Select and reproduce each line of the listing below that bears the string "houses".

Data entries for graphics
********************

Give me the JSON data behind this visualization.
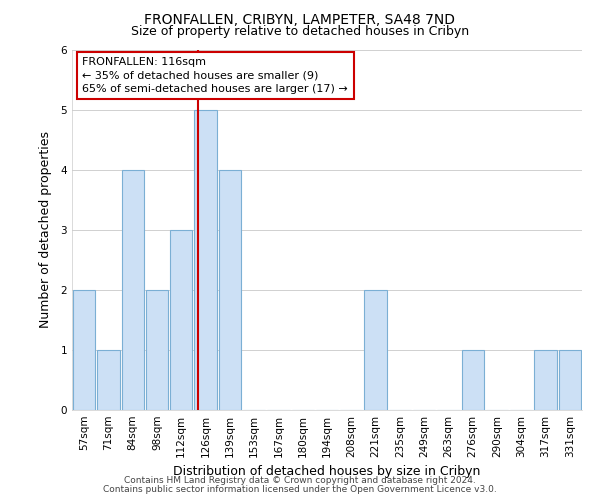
{
  "title": "FRONFALLEN, CRIBYN, LAMPETER, SA48 7ND",
  "subtitle": "Size of property relative to detached houses in Cribyn",
  "xlabel": "Distribution of detached houses by size in Cribyn",
  "ylabel": "Number of detached properties",
  "bar_labels": [
    "57sqm",
    "71sqm",
    "84sqm",
    "98sqm",
    "112sqm",
    "126sqm",
    "139sqm",
    "153sqm",
    "167sqm",
    "180sqm",
    "194sqm",
    "208sqm",
    "221sqm",
    "235sqm",
    "249sqm",
    "263sqm",
    "276sqm",
    "290sqm",
    "304sqm",
    "317sqm",
    "331sqm"
  ],
  "bar_values": [
    2,
    1,
    4,
    2,
    3,
    5,
    4,
    0,
    0,
    0,
    0,
    0,
    2,
    0,
    0,
    0,
    1,
    0,
    0,
    1,
    1
  ],
  "bar_color": "#cce0f5",
  "bar_edge_color": "#7bafd4",
  "vline_x": 4.67,
  "vline_color": "#cc0000",
  "annotation_text": "FRONFALLEN: 116sqm\n← 35% of detached houses are smaller (9)\n65% of semi-detached houses are larger (17) →",
  "annotation_box_color": "#ffffff",
  "annotation_box_edge": "#cc0000",
  "ylim": [
    0,
    6
  ],
  "yticks": [
    0,
    1,
    2,
    3,
    4,
    5,
    6
  ],
  "footer1": "Contains HM Land Registry data © Crown copyright and database right 2024.",
  "footer2": "Contains public sector information licensed under the Open Government Licence v3.0.",
  "title_fontsize": 10,
  "subtitle_fontsize": 9,
  "axis_label_fontsize": 9,
  "tick_fontsize": 7.5,
  "footer_fontsize": 6.5,
  "annotation_fontsize": 8
}
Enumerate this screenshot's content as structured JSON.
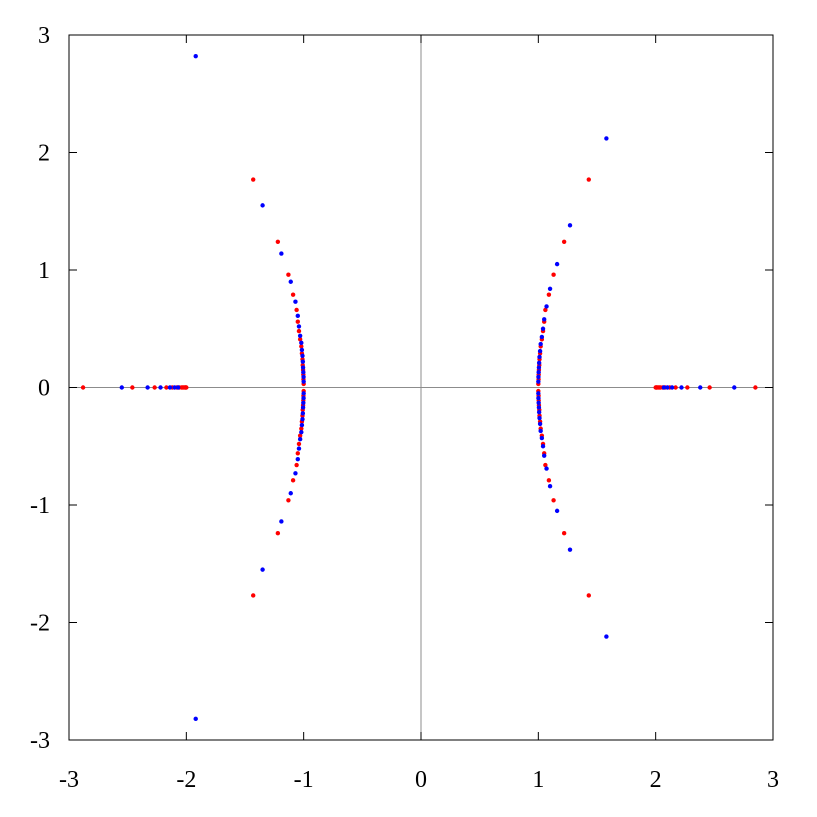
{
  "chart_data": {
    "type": "scatter",
    "xlim": [
      -3,
      3
    ],
    "ylim": [
      -3,
      3
    ],
    "x_ticks": [
      -3,
      -2,
      -1,
      0,
      1,
      2,
      3
    ],
    "y_ticks": [
      -3,
      -2,
      -1,
      0,
      1,
      2,
      3
    ],
    "x_tick_labels": [
      "-3",
      "-2",
      "-1",
      "0",
      "1",
      "2",
      "3"
    ],
    "y_tick_labels": [
      "-3",
      "-2",
      "-1",
      "0",
      "1",
      "2",
      "3"
    ],
    "grid": false,
    "zero_lines": true,
    "series": [
      {
        "color": "#ff0000",
        "points": [
          [
            -2.88,
            0
          ],
          [
            -2.46,
            0
          ],
          [
            -2.27,
            0
          ],
          [
            -2.17,
            0
          ],
          [
            -2.12,
            0
          ],
          [
            -2.08,
            0
          ],
          [
            -2.06,
            0
          ],
          [
            -2.04,
            0
          ],
          [
            -2.03,
            0
          ],
          [
            -2.02,
            0
          ],
          [
            -2.01,
            0
          ],
          [
            -2.005,
            0
          ],
          [
            -2.0,
            0
          ],
          [
            2.0,
            0
          ],
          [
            2.005,
            0
          ],
          [
            2.01,
            0
          ],
          [
            2.02,
            0
          ],
          [
            2.03,
            0
          ],
          [
            2.04,
            0
          ],
          [
            2.06,
            0
          ],
          [
            2.08,
            0
          ],
          [
            2.12,
            0
          ],
          [
            2.17,
            0
          ],
          [
            2.27,
            0
          ],
          [
            2.46,
            0
          ],
          [
            2.85,
            0
          ],
          [
            -1.43,
            1.77
          ],
          [
            -1.22,
            1.24
          ],
          [
            -1.13,
            0.96
          ],
          [
            -1.09,
            0.79
          ],
          [
            -1.06,
            0.66
          ],
          [
            -1.05,
            0.56
          ],
          [
            -1.04,
            0.48
          ],
          [
            -1.03,
            0.41
          ],
          [
            -1.02,
            0.35
          ],
          [
            -1.015,
            0.29
          ],
          [
            -1.01,
            0.24
          ],
          [
            -1.008,
            0.19
          ],
          [
            -1.005,
            0.15
          ],
          [
            -1.003,
            0.11
          ],
          [
            -1.002,
            0.07
          ],
          [
            -1.0,
            0.03
          ],
          [
            -1.0,
            -0.03
          ],
          [
            -1.002,
            -0.07
          ],
          [
            -1.003,
            -0.11
          ],
          [
            -1.005,
            -0.15
          ],
          [
            -1.008,
            -0.19
          ],
          [
            -1.01,
            -0.24
          ],
          [
            -1.015,
            -0.29
          ],
          [
            -1.02,
            -0.35
          ],
          [
            -1.03,
            -0.41
          ],
          [
            -1.04,
            -0.48
          ],
          [
            -1.05,
            -0.56
          ],
          [
            -1.06,
            -0.66
          ],
          [
            -1.09,
            -0.79
          ],
          [
            -1.13,
            -0.96
          ],
          [
            -1.22,
            -1.24
          ],
          [
            -1.43,
            -1.77
          ],
          [
            1.43,
            1.77
          ],
          [
            1.22,
            1.24
          ],
          [
            1.13,
            0.96
          ],
          [
            1.09,
            0.79
          ],
          [
            1.06,
            0.66
          ],
          [
            1.05,
            0.56
          ],
          [
            1.04,
            0.48
          ],
          [
            1.03,
            0.41
          ],
          [
            1.02,
            0.35
          ],
          [
            1.015,
            0.29
          ],
          [
            1.01,
            0.24
          ],
          [
            1.008,
            0.19
          ],
          [
            1.005,
            0.15
          ],
          [
            1.003,
            0.11
          ],
          [
            1.002,
            0.07
          ],
          [
            1.0,
            0.03
          ],
          [
            1.0,
            -0.03
          ],
          [
            1.002,
            -0.07
          ],
          [
            1.003,
            -0.11
          ],
          [
            1.005,
            -0.15
          ],
          [
            1.008,
            -0.19
          ],
          [
            1.01,
            -0.24
          ],
          [
            1.015,
            -0.29
          ],
          [
            1.02,
            -0.35
          ],
          [
            1.03,
            -0.41
          ],
          [
            1.04,
            -0.48
          ],
          [
            1.05,
            -0.56
          ],
          [
            1.06,
            -0.66
          ],
          [
            1.09,
            -0.79
          ],
          [
            1.13,
            -0.96
          ],
          [
            1.22,
            -1.24
          ],
          [
            1.43,
            -1.77
          ]
        ]
      },
      {
        "color": "#0000ff",
        "points": [
          [
            -2.55,
            0
          ],
          [
            -2.33,
            0
          ],
          [
            -2.22,
            0
          ],
          [
            -2.14,
            0
          ],
          [
            -2.1,
            0
          ],
          [
            -2.07,
            0
          ],
          [
            2.07,
            0
          ],
          [
            2.1,
            0
          ],
          [
            2.14,
            0
          ],
          [
            2.22,
            0
          ],
          [
            2.38,
            0
          ],
          [
            2.67,
            0
          ],
          [
            -1.92,
            2.82
          ],
          [
            -1.35,
            1.55
          ],
          [
            -1.19,
            1.14
          ],
          [
            -1.11,
            0.9
          ],
          [
            -1.07,
            0.73
          ],
          [
            -1.05,
            0.61
          ],
          [
            -1.04,
            0.52
          ],
          [
            -1.03,
            0.44
          ],
          [
            -1.02,
            0.38
          ],
          [
            -1.015,
            0.32
          ],
          [
            -1.01,
            0.27
          ],
          [
            -1.007,
            0.22
          ],
          [
            -1.005,
            0.17
          ],
          [
            -1.003,
            0.13
          ],
          [
            -1.001,
            0.09
          ],
          [
            -1.0,
            0.05
          ],
          [
            -1.0,
            -0.05
          ],
          [
            -1.001,
            -0.09
          ],
          [
            -1.003,
            -0.13
          ],
          [
            -1.005,
            -0.17
          ],
          [
            -1.007,
            -0.22
          ],
          [
            -1.01,
            -0.27
          ],
          [
            -1.015,
            -0.32
          ],
          [
            -1.02,
            -0.38
          ],
          [
            -1.03,
            -0.44
          ],
          [
            -1.04,
            -0.52
          ],
          [
            -1.05,
            -0.61
          ],
          [
            -1.07,
            -0.73
          ],
          [
            -1.11,
            -0.9
          ],
          [
            -1.19,
            -1.14
          ],
          [
            -1.35,
            -1.55
          ],
          [
            -1.92,
            -2.82
          ],
          [
            1.58,
            2.12
          ],
          [
            1.27,
            1.38
          ],
          [
            1.16,
            1.05
          ],
          [
            1.1,
            0.84
          ],
          [
            1.07,
            0.69
          ],
          [
            1.05,
            0.58
          ],
          [
            1.04,
            0.5
          ],
          [
            1.03,
            0.43
          ],
          [
            1.02,
            0.37
          ],
          [
            1.015,
            0.31
          ],
          [
            1.01,
            0.26
          ],
          [
            1.007,
            0.21
          ],
          [
            1.005,
            0.17
          ],
          [
            1.003,
            0.13
          ],
          [
            1.001,
            0.09
          ],
          [
            1.0,
            0.05
          ],
          [
            1.0,
            -0.05
          ],
          [
            1.001,
            -0.09
          ],
          [
            1.003,
            -0.13
          ],
          [
            1.005,
            -0.17
          ],
          [
            1.007,
            -0.21
          ],
          [
            1.01,
            -0.26
          ],
          [
            1.015,
            -0.31
          ],
          [
            1.02,
            -0.37
          ],
          [
            1.03,
            -0.43
          ],
          [
            1.04,
            -0.5
          ],
          [
            1.05,
            -0.58
          ],
          [
            1.07,
            -0.69
          ],
          [
            1.1,
            -0.84
          ],
          [
            1.16,
            -1.05
          ],
          [
            1.27,
            -1.38
          ],
          [
            1.58,
            -2.12
          ]
        ]
      }
    ]
  }
}
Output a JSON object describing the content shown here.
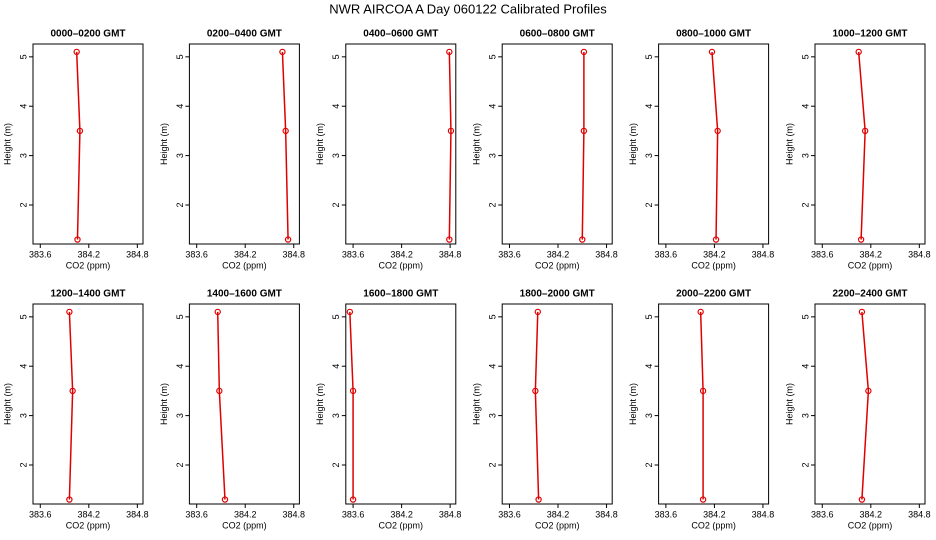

********************

ANSWER BELOW:
  "subtitle": "Size of property relative to detached houses in Cribyn",
  "xlabel": "Distribution of detached houses by size in Cribyn",
  "annotation_text": "FRONFALLEN: 116sqm\n← 35% of detached houses are smaller (9)\n65% of semi-detached houses are larger (17) →",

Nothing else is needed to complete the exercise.